Selected excerpt:
At the Lab, our Founder and CEO is an international development expert with a background in Government, non-government organisations, private sector and public policy. The team at the Lab love how Bridi helps the international affairs community tackle development challenges with a healthy combination of kind heartedness and cut through clarity. Secretly, Bridi always thought she’d be a world class athlete, an investigative journalist or a human rights lawyer. As it turns out, living in Canberra running an Indo-Pacific facing think tank is the next best thing. When she’s not having a ball with the Lab team and our collaborators, you’ll find Bridi on her bike or horse in the bush.

Required task A: Reproduce the stretch of the founder profile from "At the Lab, our" through "in the bush.".
Required task B: Pick up the founder profile after its last sentence and keep writing it.
The items have no connection to the founder profile.

Dataset entries:
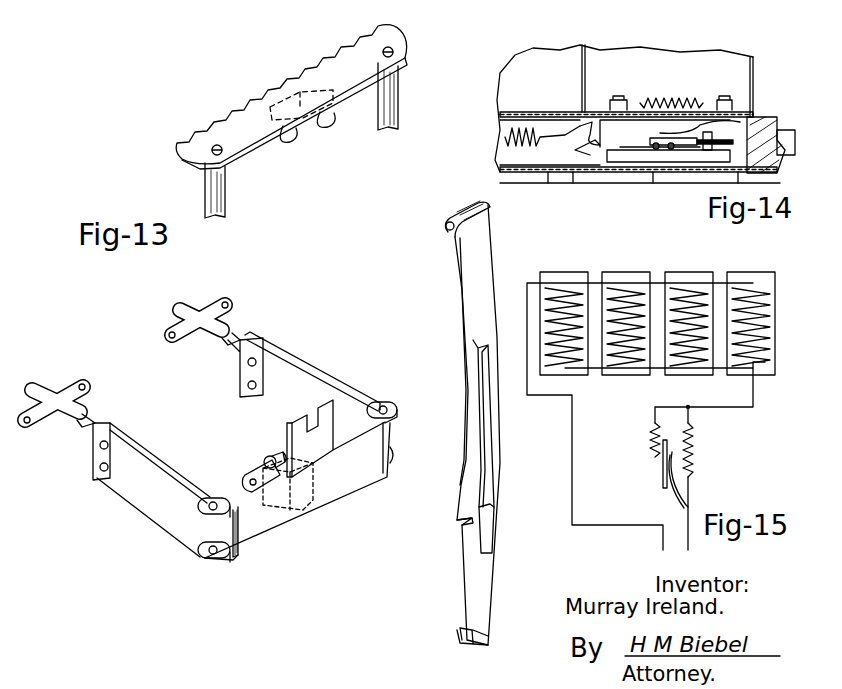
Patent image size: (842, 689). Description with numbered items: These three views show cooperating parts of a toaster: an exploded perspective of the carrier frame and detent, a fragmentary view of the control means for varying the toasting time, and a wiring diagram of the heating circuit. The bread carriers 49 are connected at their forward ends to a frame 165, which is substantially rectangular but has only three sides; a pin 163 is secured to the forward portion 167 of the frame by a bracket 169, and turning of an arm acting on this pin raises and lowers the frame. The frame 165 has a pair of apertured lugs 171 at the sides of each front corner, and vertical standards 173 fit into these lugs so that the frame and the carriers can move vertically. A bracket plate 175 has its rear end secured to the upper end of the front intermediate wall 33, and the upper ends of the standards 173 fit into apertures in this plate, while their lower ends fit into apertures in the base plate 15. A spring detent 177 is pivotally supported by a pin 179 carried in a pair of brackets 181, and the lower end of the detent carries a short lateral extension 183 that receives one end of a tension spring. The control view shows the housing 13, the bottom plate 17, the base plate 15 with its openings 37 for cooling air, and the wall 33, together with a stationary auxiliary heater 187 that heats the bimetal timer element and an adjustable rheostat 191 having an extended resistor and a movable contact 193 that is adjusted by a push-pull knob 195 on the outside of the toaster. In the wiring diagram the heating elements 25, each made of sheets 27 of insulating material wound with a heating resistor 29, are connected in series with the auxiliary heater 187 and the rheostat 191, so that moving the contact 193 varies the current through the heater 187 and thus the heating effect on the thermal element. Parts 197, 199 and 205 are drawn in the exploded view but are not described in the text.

In FIG. 14, the housing 13 is at (772, 166).
In FIG. 14, the base plate 15 is at (597, 112).
In FIG. 14, the bottom plate 17 is at (556, 178).
In FIG. 15, the heating elements 25 is at (740, 276).
In FIG. 15, the sheets of electric insulating material 27 is at (730, 374).
In FIG. 15, the heating resistor 29 is at (765, 368).
In FIG. 14, the front intermediate wall 33 is at (586, 62).
In FIG. 14, the openings in base plate 37 is at (533, 112).
In FIG. 13, the bread carriers 49 is at (62, 385).
In FIG. 13, the pin 163 is at (266, 456).
In FIG. 13, the frame 165 is at (168, 453).
In FIG. 13, the forward portion of frame 167 is at (323, 503).
In FIG. 13, the bracket 169 is at (244, 477).
In FIG. 13, the apertured lugs 171 is at (383, 402).
In FIG. 13, the vertical standards 173 is at (205, 188).
In FIG. 13, the bracket plate 175 is at (385, 33).
In FIG. 13, the spring detent 177 is at (463, 293).
In FIG. 13, the pin 179 is at (284, 143).
In FIG. 13, the brackets 181 is at (324, 128).
In FIG. 13, the lateral extension 183 is at (463, 641).
In FIG. 14, the auxiliary heater 187 is at (661, 98).
In FIG. 15, the auxiliary heater 187 is at (694, 454).
In FIG. 14, the adjustable rheostat 191 is at (626, 162).
In FIG. 15, the adjustable rheostat 191 is at (650, 446).
In FIG. 14, the movable contact 193 is at (693, 146).
In FIG. 15, the movable contact 193 is at (663, 481).
In FIG. 14, the push-pull knob 195 is at (786, 130).
In FIG. 13, the upright 197 is at (287, 428).
In FIG. 13, the step 199 is at (458, 523).
In FIG. 13, the tongue 205 is at (488, 345).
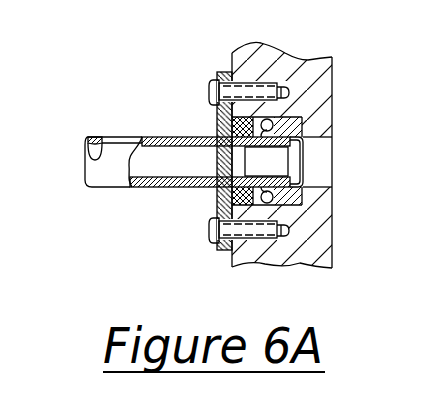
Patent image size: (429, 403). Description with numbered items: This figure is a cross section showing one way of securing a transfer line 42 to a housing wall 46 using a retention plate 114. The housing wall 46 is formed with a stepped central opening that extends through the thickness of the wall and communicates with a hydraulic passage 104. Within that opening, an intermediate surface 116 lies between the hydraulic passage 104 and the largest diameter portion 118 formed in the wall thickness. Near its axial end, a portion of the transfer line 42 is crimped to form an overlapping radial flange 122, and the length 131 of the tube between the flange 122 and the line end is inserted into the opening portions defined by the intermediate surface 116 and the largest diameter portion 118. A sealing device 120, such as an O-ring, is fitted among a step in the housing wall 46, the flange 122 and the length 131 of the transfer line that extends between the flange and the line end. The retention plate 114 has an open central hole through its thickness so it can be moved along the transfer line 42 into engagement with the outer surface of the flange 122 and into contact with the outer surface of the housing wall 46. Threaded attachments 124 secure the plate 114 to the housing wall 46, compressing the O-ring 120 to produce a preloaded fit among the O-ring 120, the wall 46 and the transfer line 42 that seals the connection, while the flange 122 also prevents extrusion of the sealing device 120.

The transfer line 42 is at (93, 138).
The housing wall 46 is at (327, 83).
The hydraulic passage 104 is at (320, 180).
The retention plate 114 is at (219, 72).
The intermediate surface 116 is at (320, 186).
The largest diameter portion 118 is at (245, 171).
The sealing device 120 is at (318, 101).
The radial flange 122 is at (232, 117).
The threaded attachment 124 is at (211, 88).
The length of the transfer line 131 is at (287, 121).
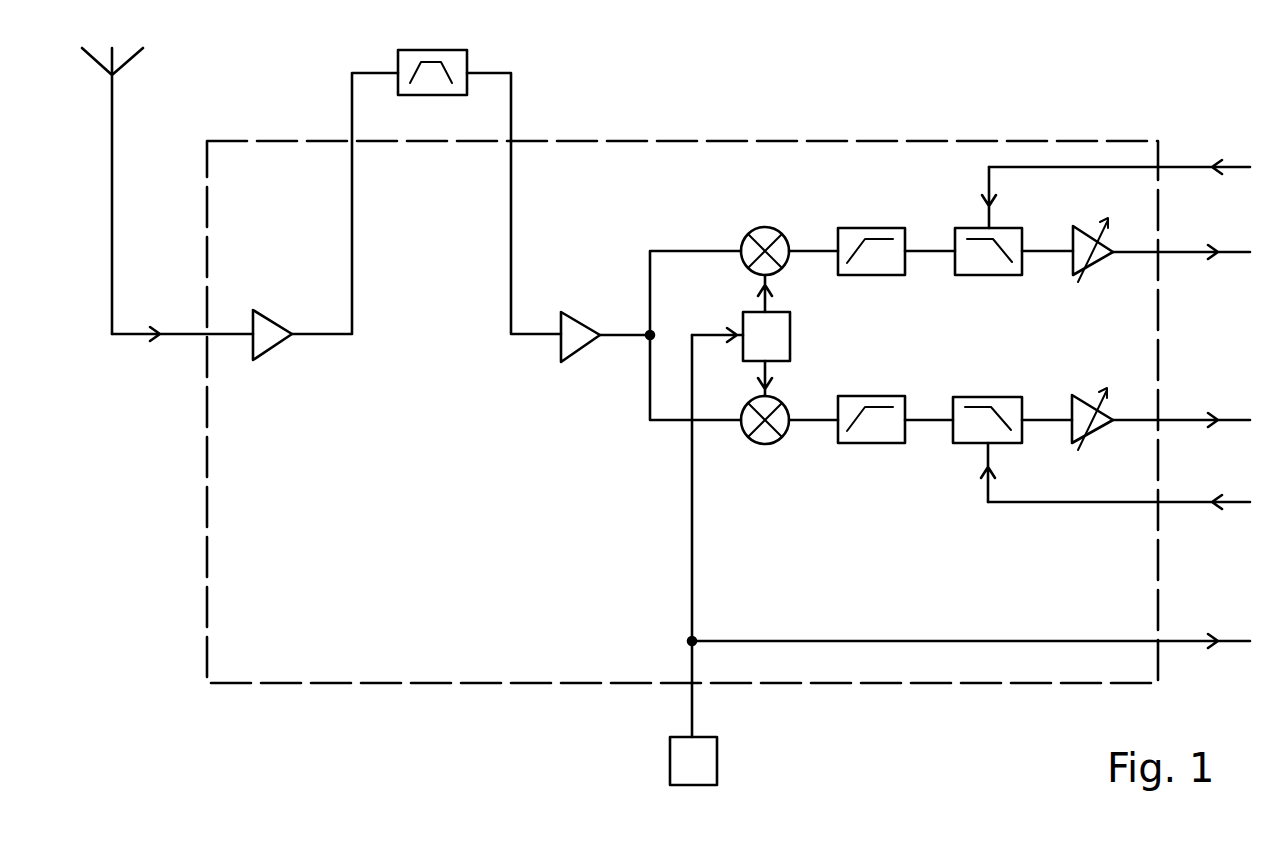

Final answer A:
At the Lab, our Founder and CEO is an international development expert with a background in Government, non-government organisations, private sector and public policy. The team at the Lab love how Bridi helps the international affairs community tackle development challenges with a healthy combination of kind heartedness and cut through clarity. Secretly, Bridi always thought she’d be a world class athlete, an investigative journalist or a human rights lawyer. As it turns out, living in Canberra running an Indo-Pacific facing think tank is the next best thing. When she’s not having a ball with the Lab team and our collaborators, you’ll find Bridi on her bike or horse in the bush.

Final answer B:
In a previous life, Bridi oversaw Australian bilateral legal cooperation programs as a Director at the Australian Attorney-General’s Department, ran public sector consulting gigs as a Senior Manager for Ernst & Young and represented Australia’s leading NGOs to Government as a Director of the Australian Council for International Development. She’s no stranger to policy entrepreneurship, having co-founded the Asia Pacific Development Diplomacy and Defence Dialogue and been an anti-corruption adviser embedded in the Papua New Guinea Department of Justice.
Over the years, Bridi has honed her academic research skills with a Law Degree, Arts Degree, Honours thesis on locally owned transitional justice and a Master’s thesis on locally-led capacity development in Papua New Guinea. In 2021, Bridi was the national awardee of the Fulbright Scholarship in Not-For Profit Leadership and has current non-resident affiliations with Washington D.C. based Centre for Strategic International Studies and the Australian National University’s RegNet.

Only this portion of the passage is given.